* Begin Provided entries *
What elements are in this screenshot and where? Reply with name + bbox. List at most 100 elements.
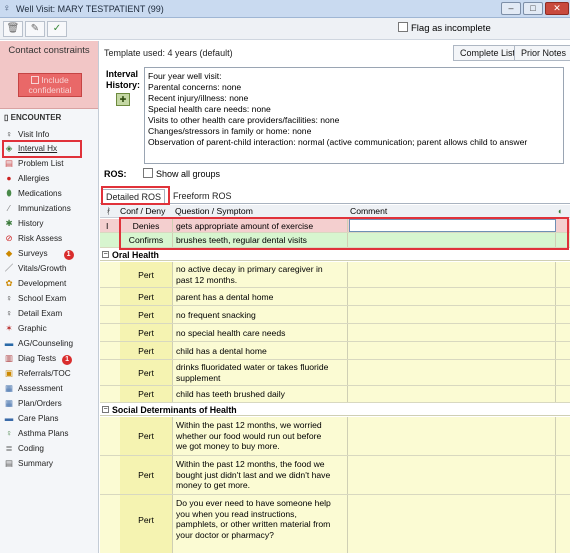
comment-cell[interactable] <box>349 417 556 455</box>
tab-freeform-ros[interactable]: Freeform ROS <box>170 189 235 204</box>
sidebar-item-surveys[interactable]: ◆ Surveys 1 <box>4 248 74 260</box>
delete-icon[interactable]: 🗑 <box>3 21 23 37</box>
pill-icon: ⬮ <box>6 188 12 198</box>
conf-cell[interactable]: Pert <box>120 368 172 379</box>
sidebar: Contact constraints Include confidential… <box>0 41 99 553</box>
col-question[interactable]: Question / Symptom <box>175 206 253 216</box>
question-cell: child has teeth brushed daily <box>176 389 285 399</box>
comment-cell[interactable] <box>349 342 556 359</box>
comment-cell[interactable] <box>349 324 556 341</box>
table-row[interactable]: Pert Within the past 12 months, the food… <box>100 456 570 495</box>
conf-cell[interactable]: Pert <box>120 270 172 281</box>
comment-cell[interactable] <box>349 262 556 287</box>
table-row[interactable]: Pert drinks fluoridated water or takes f… <box>100 360 570 386</box>
sidebar-item-vitals-growth[interactable]: ／ Vitals/Growth <box>4 263 67 274</box>
flag-incomplete-checkbox[interactable]: Flag as incomplete <box>398 22 491 34</box>
globe-icon[interactable]: ◐ <box>558 206 563 216</box>
close-button[interactable]: ✕ <box>545 2 569 15</box>
sidebar-item-asthma-plans[interactable]: ♀ Asthma Plans <box>4 428 69 439</box>
checkbox-icon <box>143 168 154 178</box>
table-row[interactable]: Pert no active decay in primary caregive… <box>100 262 570 288</box>
section-oral-health[interactable]: − Oral Health <box>100 249 570 261</box>
comment-cell[interactable] <box>349 360 556 385</box>
sidebar-item-coding[interactable]: ≣ Coding <box>4 443 44 454</box>
sidebar-item-problem-list[interactable]: ▤ Problem List <box>4 158 64 169</box>
sidebar-item-detail-exam[interactable]: ♀ Detail Exam <box>4 308 62 319</box>
section-social-determinants[interactable]: − Social Determinants of Health <box>100 404 570 416</box>
prior-notes-button[interactable]: Prior Notes <box>514 45 570 61</box>
conf-cell[interactable]: Pert <box>120 328 172 339</box>
complete-list-button[interactable]: Complete List <box>453 45 523 61</box>
comment-cell[interactable] <box>349 288 556 305</box>
conf-cell[interactable]: Denies <box>120 221 172 232</box>
table-row[interactable]: Pert child has a dental home <box>100 342 570 360</box>
conf-cell[interactable]: Pert <box>120 346 172 357</box>
edit-icon[interactable]: ✎ <box>25 21 45 37</box>
table-row[interactable]: Confirms brushes teeth, regular dental v… <box>100 233 570 248</box>
question-cell: gets appropriate amount of exercise <box>176 221 314 231</box>
main-panel: Template used: 4 years (default) Complet… <box>100 41 570 553</box>
table-row[interactable]: Pert child has teeth brushed daily <box>100 386 570 403</box>
sidebar-item-summary[interactable]: ▤ Summary <box>4 458 53 469</box>
sidebar-item-risk-assess[interactable]: ⊘ Risk Assess <box>4 233 62 244</box>
grid-header: ᚯ Conf / Deny Question / Symptom Comment… <box>100 205 570 218</box>
minimize-button[interactable]: – <box>501 2 521 15</box>
comment-cell[interactable] <box>349 386 556 402</box>
maximize-button[interactable]: □ <box>523 2 543 15</box>
conf-cell[interactable]: Pert <box>120 389 172 400</box>
question-cell: no special health care needs <box>176 328 286 338</box>
check-icon[interactable]: ✓ <box>47 21 67 37</box>
template-used: Template used: 4 years (default) <box>104 48 233 58</box>
care-plan-icon: ▬ <box>4 413 14 423</box>
interval-edit-icon[interactable]: ✚ <box>116 93 130 106</box>
pen-icon: ／ <box>4 263 14 273</box>
stethoscope-icon: ♀ <box>5 308 13 318</box>
conf-cell[interactable]: Pert <box>120 292 172 303</box>
table-row[interactable]: Pert no frequent snacking <box>100 306 570 324</box>
sidebar-item-immunizations[interactable]: ⁄ Immunizations <box>4 203 71 214</box>
history-icon: ✱ <box>5 218 13 228</box>
table-row[interactable]: I Denies gets appropriate amount of exer… <box>100 219 570 233</box>
sidebar-item-visit-info[interactable]: ♀ Visit Info <box>4 129 49 140</box>
column-options-icon[interactable]: ᚯ <box>106 206 111 216</box>
sidebar-item-medications[interactable]: ⬮ Medications <box>4 188 61 199</box>
contact-constraints: Contact constraints Include confidential <box>0 41 98 109</box>
tab-detailed-ros[interactable]: Detailed ROS <box>102 189 166 204</box>
comment-cell[interactable] <box>349 456 556 494</box>
sidebar-item-school-exam[interactable]: ♀ School Exam <box>4 293 66 304</box>
comment-cell[interactable] <box>349 233 556 247</box>
sidebar-item-history[interactable]: ✱ History <box>4 218 43 229</box>
include-confidential-checkbox[interactable]: Include confidential <box>18 73 82 97</box>
sidebar-item-care-plans[interactable]: ▬ Care Plans <box>4 413 59 424</box>
sidebar-item-ag-counseling[interactable]: ▬ AG/Counseling <box>4 338 73 349</box>
stethoscope-icon: ♀ <box>3 3 11 14</box>
sidebar-item-development[interactable]: ✿ Development <box>4 278 66 289</box>
sidebar-item-diag-tests[interactable]: ▥ Diag Tests 1 <box>4 353 73 365</box>
sidebar-item-referrals-toc[interactable]: ▣ Referrals/TOC <box>4 368 71 379</box>
table-row[interactable]: Pert parent has a dental home <box>100 288 570 306</box>
collapse-icon[interactable]: − <box>102 406 109 413</box>
comment-cell[interactable] <box>349 306 556 323</box>
col-conf-deny[interactable]: Conf / Deny <box>120 206 165 216</box>
sidebar-item-plan-orders[interactable]: ▦ Plan/Orders <box>4 398 62 409</box>
table-row[interactable]: Pert Within the past 12 months, we worri… <box>100 417 570 456</box>
col-comment[interactable]: Comment <box>350 206 387 216</box>
conf-cell[interactable]: Pert <box>120 470 172 481</box>
show-all-groups-checkbox[interactable]: Show all groups <box>143 168 220 179</box>
conf-cell[interactable]: Pert <box>120 310 172 321</box>
sidebar-item-assessment[interactable]: ▦ Assessment <box>4 383 63 394</box>
sidebar-item-interval-hx[interactable]: ◈ Interval Hx <box>4 143 57 154</box>
table-row[interactable]: Pert Do you ever need to have someone he… <box>100 495 570 553</box>
conf-cell[interactable]: Pert <box>120 515 172 526</box>
interval-history-text[interactable]: Four year well visit: Parental concerns:… <box>144 67 564 164</box>
ros-tabs: Detailed ROS Freeform ROS <box>100 187 570 204</box>
sidebar-item-allergies[interactable]: ● Allergies <box>4 173 49 184</box>
comment-input[interactable] <box>349 219 556 232</box>
table-row[interactable]: Pert no special health care needs <box>100 324 570 342</box>
conf-cell[interactable]: Confirms <box>120 235 172 246</box>
allergy-icon: ● <box>6 173 12 183</box>
conf-cell[interactable]: Pert <box>120 431 172 442</box>
comment-cell[interactable] <box>349 495 556 553</box>
collapse-icon[interactable]: − <box>102 251 109 258</box>
sidebar-item-graphic[interactable]: ✶ Graphic <box>4 323 46 334</box>
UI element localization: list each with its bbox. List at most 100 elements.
* End Provided entries *
What you should do ▸ Retype every item above line for line, with no changes, and leave out the pictures.

Written reply ▸
What elements are in this screenshot and where? Reply with name + bbox. List at most 100 elements.
comment-cell[interactable] <box>349 417 556 455</box>
tab-freeform-ros[interactable]: Freeform ROS <box>170 189 235 204</box>
sidebar-item-surveys[interactable]: ◆ Surveys 1 <box>4 248 74 260</box>
delete-icon[interactable]: 🗑 <box>3 21 23 37</box>
pill-icon: ⬮ <box>6 188 12 198</box>
conf-cell[interactable]: Pert <box>120 368 172 379</box>
sidebar: Contact constraints Include confidential… <box>0 41 99 553</box>
col-question[interactable]: Question / Symptom <box>175 206 253 216</box>
question-cell: child has teeth brushed daily <box>176 389 285 399</box>
comment-cell[interactable] <box>349 342 556 359</box>
comment-cell[interactable] <box>349 324 556 341</box>
table-row[interactable]: Pert Within the past 12 months, the food… <box>100 456 570 495</box>
conf-cell[interactable]: Pert <box>120 270 172 281</box>
comment-cell[interactable] <box>349 262 556 287</box>
table-row[interactable]: Pert drinks fluoridated water or takes f… <box>100 360 570 386</box>
sidebar-item-vitals-growth[interactable]: ／ Vitals/Growth <box>4 263 67 274</box>
flag-incomplete-checkbox[interactable]: Flag as incomplete <box>398 22 491 34</box>
globe-icon[interactable]: ◐ <box>558 206 563 216</box>
close-button[interactable]: ✕ <box>545 2 569 15</box>
sidebar-item-asthma-plans[interactable]: ♀ Asthma Plans <box>4 428 69 439</box>
checkbox-icon <box>143 168 154 178</box>
table-row[interactable]: Pert no active decay in primary caregive… <box>100 262 570 288</box>
section-oral-health[interactable]: − Oral Health <box>100 249 570 261</box>
comment-cell[interactable] <box>349 360 556 385</box>
sidebar-item-coding[interactable]: ≣ Coding <box>4 443 44 454</box>
sidebar-item-problem-list[interactable]: ▤ Problem List <box>4 158 64 169</box>
sidebar-item-detail-exam[interactable]: ♀ Detail Exam <box>4 308 62 319</box>
section-social-determinants[interactable]: − Social Determinants of Health <box>100 404 570 416</box>
prior-notes-button[interactable]: Prior Notes <box>514 45 570 61</box>
conf-cell[interactable]: Pert <box>120 328 172 339</box>
complete-list-button[interactable]: Complete List <box>453 45 523 61</box>
comment-cell[interactable] <box>349 288 556 305</box>
conf-cell[interactable]: Denies <box>120 221 172 232</box>
table-row[interactable]: Pert child has a dental home <box>100 342 570 360</box>
conf-cell[interactable]: Pert <box>120 346 172 357</box>
edit-icon[interactable]: ✎ <box>25 21 45 37</box>
table-row[interactable]: Confirms brushes teeth, regular dental v… <box>100 233 570 248</box>
question-cell: gets appropriate amount of exercise <box>176 221 314 231</box>
main-panel: Template used: 4 years (default) Complet… <box>100 41 570 553</box>
table-row[interactable]: Pert child has teeth brushed daily <box>100 386 570 403</box>
sidebar-item-summary[interactable]: ▤ Summary <box>4 458 53 469</box>
sidebar-item-risk-assess[interactable]: ⊘ Risk Assess <box>4 233 62 244</box>
grid-header: ᚯ Conf / Deny Question / Symptom Comment… <box>100 205 570 218</box>
minimize-button[interactable]: – <box>501 2 521 15</box>
comment-cell[interactable] <box>349 386 556 402</box>
maximize-button[interactable]: □ <box>523 2 543 15</box>
conf-cell[interactable]: Pert <box>120 389 172 400</box>
question-cell: no special health care needs <box>176 328 286 338</box>
check-icon[interactable]: ✓ <box>47 21 67 37</box>
template-used: Template used: 4 years (default) <box>104 48 233 58</box>
care-plan-icon: ▬ <box>4 413 14 423</box>
interval-edit-icon[interactable]: ✚ <box>116 93 130 106</box>
pen-icon: ／ <box>4 263 14 273</box>
stethoscope-icon: ♀ <box>5 308 13 318</box>
conf-cell[interactable]: Pert <box>120 292 172 303</box>
table-row[interactable]: Pert no frequent snacking <box>100 306 570 324</box>
sidebar-item-immunizations[interactable]: ⁄ Immunizations <box>4 203 71 214</box>
history-icon: ✱ <box>5 218 13 228</box>
table-row[interactable]: I Denies gets appropriate amount of exer… <box>100 219 570 233</box>
sidebar-item-visit-info[interactable]: ♀ Visit Info <box>4 129 49 140</box>
column-options-icon[interactable]: ᚯ <box>106 206 111 216</box>
sidebar-item-medications[interactable]: ⬮ Medications <box>4 188 61 199</box>
contact-constraints: Contact constraints Include confidential <box>0 41 98 109</box>
tab-detailed-ros[interactable]: Detailed ROS <box>102 189 166 204</box>
comment-cell[interactable] <box>349 456 556 494</box>
sidebar-item-school-exam[interactable]: ♀ School Exam <box>4 293 66 304</box>
comment-cell[interactable] <box>349 233 556 247</box>
sidebar-item-history[interactable]: ✱ History <box>4 218 43 229</box>
include-confidential-checkbox[interactable]: Include confidential <box>18 73 82 97</box>
sidebar-item-care-plans[interactable]: ▬ Care Plans <box>4 413 59 424</box>
sidebar-item-ag-counseling[interactable]: ▬ AG/Counseling <box>4 338 73 349</box>
stethoscope-icon: ♀ <box>3 3 11 14</box>
sidebar-item-development[interactable]: ✿ Development <box>4 278 66 289</box>
sidebar-item-diag-tests[interactable]: ▥ Diag Tests 1 <box>4 353 73 365</box>
sidebar-item-referrals-toc[interactable]: ▣ Referrals/TOC <box>4 368 71 379</box>
table-row[interactable]: Pert parent has a dental home <box>100 288 570 306</box>
collapse-icon[interactable]: − <box>102 406 109 413</box>
comment-cell[interactable] <box>349 306 556 323</box>
col-conf-deny[interactable]: Conf / Deny <box>120 206 165 216</box>
sidebar-item-plan-orders[interactable]: ▦ Plan/Orders <box>4 398 62 409</box>
table-row[interactable]: Pert Within the past 12 months, we worri… <box>100 417 570 456</box>
col-comment[interactable]: Comment <box>350 206 387 216</box>
conf-cell[interactable]: Pert <box>120 470 172 481</box>
show-all-groups-checkbox[interactable]: Show all groups <box>143 168 220 179</box>
conf-cell[interactable]: Pert <box>120 310 172 321</box>
sidebar-item-assessment[interactable]: ▦ Assessment <box>4 383 63 394</box>
sidebar-item-interval-hx[interactable]: ◈ Interval Hx <box>4 143 57 154</box>
table-row[interactable]: Pert Do you ever need to have someone he… <box>100 495 570 553</box>
conf-cell[interactable]: Pert <box>120 515 172 526</box>
interval-history-text[interactable]: Four year well visit: Parental concerns:… <box>144 67 564 164</box>
ros-tabs: Detailed ROS Freeform ROS <box>100 187 570 204</box>
sidebar-item-allergies[interactable]: ● Allergies <box>4 173 49 184</box>
comment-input[interactable] <box>349 219 556 232</box>
table-row[interactable]: Pert no special health care needs <box>100 324 570 342</box>
conf-cell[interactable]: Confirms <box>120 235 172 246</box>
allergy-icon: ● <box>6 173 12 183</box>
conf-cell[interactable]: Pert <box>120 431 172 442</box>
comment-cell[interactable] <box>349 495 556 553</box>
collapse-icon[interactable]: − <box>102 251 109 258</box>
sidebar-item-graphic[interactable]: ✶ Graphic <box>4 323 46 334</box>
UI element localization: list each with its bbox. List at most 100 elements.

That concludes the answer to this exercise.